• _Written exercise_
Give the listing below again in full, exactly as written.

• _Supplied data_
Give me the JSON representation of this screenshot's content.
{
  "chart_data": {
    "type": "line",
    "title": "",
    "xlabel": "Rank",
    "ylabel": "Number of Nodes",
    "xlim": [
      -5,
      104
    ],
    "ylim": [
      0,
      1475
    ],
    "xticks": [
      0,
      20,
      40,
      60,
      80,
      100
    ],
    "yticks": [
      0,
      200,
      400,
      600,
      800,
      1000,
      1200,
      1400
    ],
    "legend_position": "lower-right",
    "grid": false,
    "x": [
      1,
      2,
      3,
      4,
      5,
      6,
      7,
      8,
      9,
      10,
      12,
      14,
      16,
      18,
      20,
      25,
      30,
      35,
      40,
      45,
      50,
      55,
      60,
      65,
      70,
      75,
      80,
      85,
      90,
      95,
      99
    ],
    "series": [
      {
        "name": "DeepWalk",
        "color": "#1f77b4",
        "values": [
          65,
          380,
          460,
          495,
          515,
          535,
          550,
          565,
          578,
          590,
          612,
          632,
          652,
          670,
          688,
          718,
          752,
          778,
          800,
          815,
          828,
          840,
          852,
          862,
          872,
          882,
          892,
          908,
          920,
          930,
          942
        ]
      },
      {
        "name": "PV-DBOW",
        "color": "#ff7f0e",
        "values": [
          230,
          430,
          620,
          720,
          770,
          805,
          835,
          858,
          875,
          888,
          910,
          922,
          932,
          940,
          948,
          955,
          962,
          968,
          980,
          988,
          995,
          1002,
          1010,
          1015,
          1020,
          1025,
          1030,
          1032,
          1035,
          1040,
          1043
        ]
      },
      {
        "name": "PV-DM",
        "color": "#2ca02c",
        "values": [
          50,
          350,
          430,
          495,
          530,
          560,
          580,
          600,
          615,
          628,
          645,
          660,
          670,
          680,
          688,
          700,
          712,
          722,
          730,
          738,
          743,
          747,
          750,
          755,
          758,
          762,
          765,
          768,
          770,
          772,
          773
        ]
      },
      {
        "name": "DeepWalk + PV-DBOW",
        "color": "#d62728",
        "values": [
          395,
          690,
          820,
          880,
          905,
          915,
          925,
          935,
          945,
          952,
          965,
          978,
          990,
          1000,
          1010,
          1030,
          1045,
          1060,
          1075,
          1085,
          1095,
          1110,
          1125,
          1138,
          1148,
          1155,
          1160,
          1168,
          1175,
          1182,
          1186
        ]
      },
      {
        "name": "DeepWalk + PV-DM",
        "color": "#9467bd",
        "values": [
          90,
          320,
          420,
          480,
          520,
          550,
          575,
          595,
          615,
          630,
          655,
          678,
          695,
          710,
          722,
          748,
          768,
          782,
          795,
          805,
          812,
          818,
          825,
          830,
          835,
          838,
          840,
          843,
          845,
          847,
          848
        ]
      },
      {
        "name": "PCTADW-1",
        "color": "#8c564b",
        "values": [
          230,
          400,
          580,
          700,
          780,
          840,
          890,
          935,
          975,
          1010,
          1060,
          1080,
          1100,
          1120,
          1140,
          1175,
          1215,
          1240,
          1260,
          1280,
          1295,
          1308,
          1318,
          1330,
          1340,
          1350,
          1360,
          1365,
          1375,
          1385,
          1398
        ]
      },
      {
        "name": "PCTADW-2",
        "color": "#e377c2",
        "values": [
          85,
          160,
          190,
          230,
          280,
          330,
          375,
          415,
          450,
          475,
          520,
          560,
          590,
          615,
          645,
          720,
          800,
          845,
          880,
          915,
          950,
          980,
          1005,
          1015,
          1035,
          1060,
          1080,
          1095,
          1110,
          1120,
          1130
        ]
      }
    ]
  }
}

• _Exercise response_
Give me the JSON representation of this screenshot's content.
{
  "chart_data": {
    "type": "line",
    "title": "",
    "xlabel": "Rank",
    "ylabel": "Number of Nodes",
    "xlim": [
      -5,
      104
    ],
    "ylim": [
      0,
      1475
    ],
    "xticks": [
      0,
      20,
      40,
      60,
      80,
      100
    ],
    "yticks": [
      0,
      200,
      400,
      600,
      800,
      1000,
      1200,
      1400
    ],
    "legend_position": "lower-right",
    "grid": false,
    "x": [
      1,
      2,
      3,
      4,
      5,
      6,
      7,
      8,
      9,
      10,
      12,
      14,
      16,
      18,
      20,
      25,
      30,
      35,
      40,
      45,
      50,
      55,
      60,
      65,
      70,
      75,
      80,
      85,
      90,
      95,
      99
    ],
    "series": [
      {
        "name": "DeepWalk",
        "color": "#1f77b4",
        "values": [
          65,
          380,
          460,
          495,
          515,
          535,
          550,
          565,
          578,
          590,
          612,
          632,
          652,
          670,
          688,
          718,
          752,
          778,
          800,
          815,
          828,
          840,
          852,
          862,
          872,
          882,
          892,
          908,
          920,
          930,
          942
        ]
      },
      {
        "name": "PV-DBOW",
        "color": "#ff7f0e",
        "values": [
          230,
          430,
          620,
          720,
          770,
          805,
          835,
          858,
          875,
          888,
          910,
          922,
          932,
          940,
          948,
          955,
          962,
          968,
          980,
          988,
          995,
          1002,
          1010,
          1015,
          1020,
          1025,
          1030,
          1032,
          1035,
          1040,
          1043
        ]
      },
      {
        "name": "PV-DM",
        "color": "#2ca02c",
        "values": [
          50,
          350,
          430,
          495,
          530,
          560,
          580,
          600,
          615,
          628,
          645,
          660,
          670,
          680,
          688,
          700,
          712,
          722,
          730,
          738,
          743,
          747,
          750,
          755,
          758,
          762,
          765,
          768,
          770,
          772,
          773
        ]
      },
      {
        "name": "DeepWalk + PV-DBOW",
        "color": "#d62728",
        "values": [
          395,
          690,
          820,
          880,
          905,
          915,
          925,
          935,
          945,
          952,
          965,
          978,
          990,
          1000,
          1010,
          1030,
          1045,
          1060,
          1075,
          1085,
          1095,
          1110,
          1125,
          1138,
          1148,
          1155,
          1160,
          1168,
          1175,
          1182,
          1186
        ]
      },
      {
        "name": "DeepWalk + PV-DM",
        "color": "#9467bd",
        "values": [
          90,
          320,
          420,
          480,
          520,
          550,
          575,
          595,
          615,
          630,
          655,
          678,
          695,
          710,
          722,
          748,
          768,
          782,
          795,
          805,
          812,
          818,
          825,
          830,
          835,
          838,
          840,
          843,
          845,
          847,
          848
        ]
      },
      {
        "name": "PCTADW-1",
        "color": "#8c564b",
        "values": [
          230,
          400,
          580,
          700,
          780,
          840,
          890,
          935,
          975,
          1010,
          1060,
          1080,
          1100,
          1120,
          1140,
          1175,
          1215,
          1240,
          1260,
          1280,
          1295,
          1308,
          1318,
          1330,
          1340,
          1350,
          1360,
          1365,
          1375,
          1385,
          1398
        ]
      },
      {
        "name": "PCTADW-2",
        "color": "#e377c2",
        "values": [
          85,
          160,
          190,
          230,
          280,
          330,
          375,
          415,
          450,
          475,
          520,
          560,
          590,
          615,
          645,
          720,
          800,
          845,
          880,
          915,
          950,
          980,
          1005,
          1015,
          1035,
          1060,
          1080,
          1095,
          1110,
          1120,
          1130
        ]
      }
    ]
  }
}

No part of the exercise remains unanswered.